## start Material for this task

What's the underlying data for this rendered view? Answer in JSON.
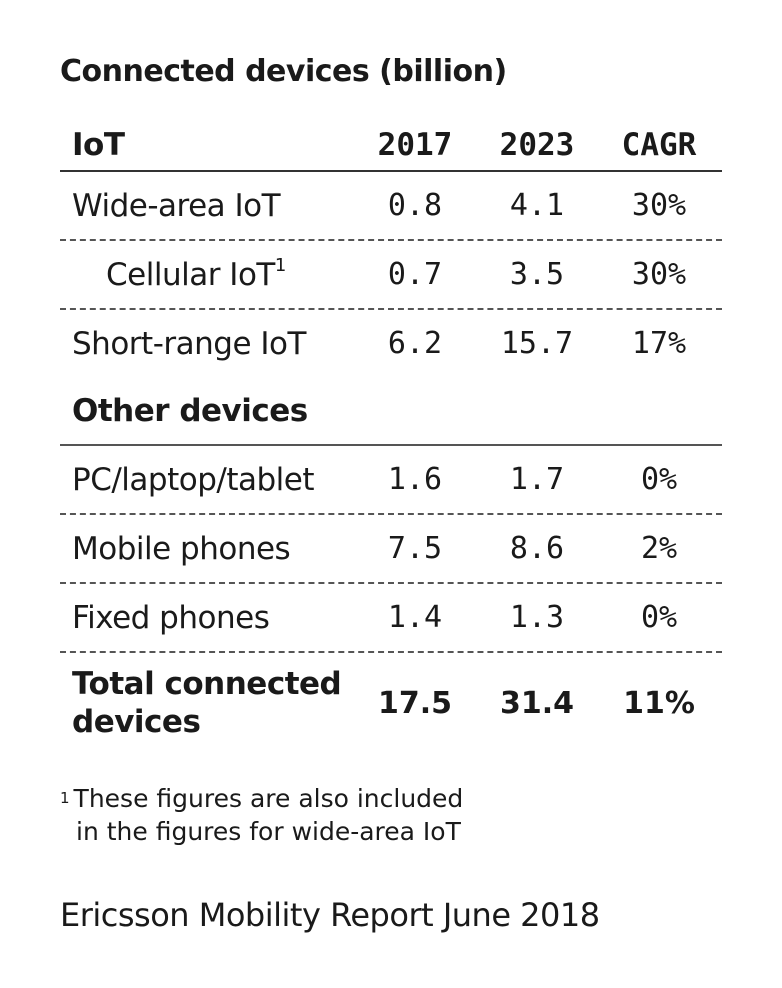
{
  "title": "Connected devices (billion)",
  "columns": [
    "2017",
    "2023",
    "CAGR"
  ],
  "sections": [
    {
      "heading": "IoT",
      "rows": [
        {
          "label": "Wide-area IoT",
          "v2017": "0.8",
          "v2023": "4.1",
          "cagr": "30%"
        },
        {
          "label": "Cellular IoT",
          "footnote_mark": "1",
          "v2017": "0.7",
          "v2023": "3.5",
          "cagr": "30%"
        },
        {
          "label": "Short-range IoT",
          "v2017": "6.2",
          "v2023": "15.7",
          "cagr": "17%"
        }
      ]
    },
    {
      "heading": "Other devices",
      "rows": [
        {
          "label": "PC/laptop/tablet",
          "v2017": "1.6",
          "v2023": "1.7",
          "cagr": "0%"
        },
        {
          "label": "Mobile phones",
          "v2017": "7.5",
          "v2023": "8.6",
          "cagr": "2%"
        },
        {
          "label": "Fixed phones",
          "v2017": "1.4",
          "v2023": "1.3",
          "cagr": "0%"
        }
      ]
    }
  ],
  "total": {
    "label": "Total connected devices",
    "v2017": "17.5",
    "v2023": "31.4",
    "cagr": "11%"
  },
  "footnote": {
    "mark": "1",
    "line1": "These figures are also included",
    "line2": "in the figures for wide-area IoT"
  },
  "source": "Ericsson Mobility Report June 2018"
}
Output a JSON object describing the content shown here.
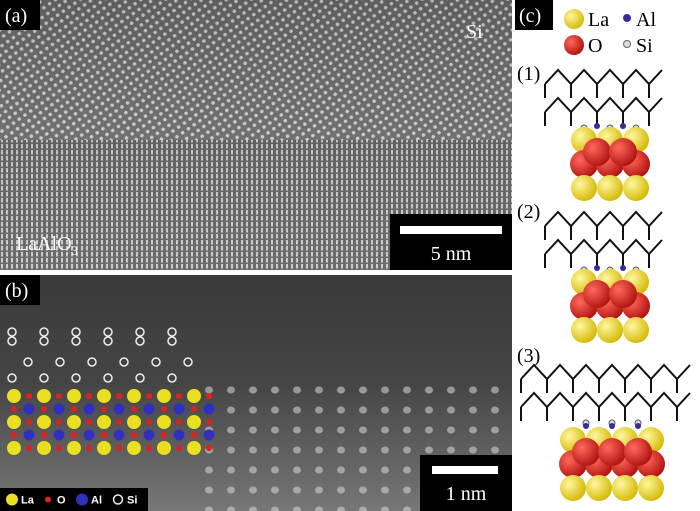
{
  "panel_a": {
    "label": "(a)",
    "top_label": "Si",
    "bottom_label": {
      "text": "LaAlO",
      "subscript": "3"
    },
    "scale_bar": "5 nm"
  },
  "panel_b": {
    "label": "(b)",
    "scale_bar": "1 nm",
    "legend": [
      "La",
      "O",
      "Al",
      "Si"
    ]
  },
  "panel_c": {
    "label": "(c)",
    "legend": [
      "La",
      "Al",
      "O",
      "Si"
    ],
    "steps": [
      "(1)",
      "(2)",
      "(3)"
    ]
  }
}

## end Material for this task

## Instruction
Give every line of the material that includes the string "figures".

## Exercise response
    "line1": "These figures are also included",
    "line2": "in the figures for wide-area IoT"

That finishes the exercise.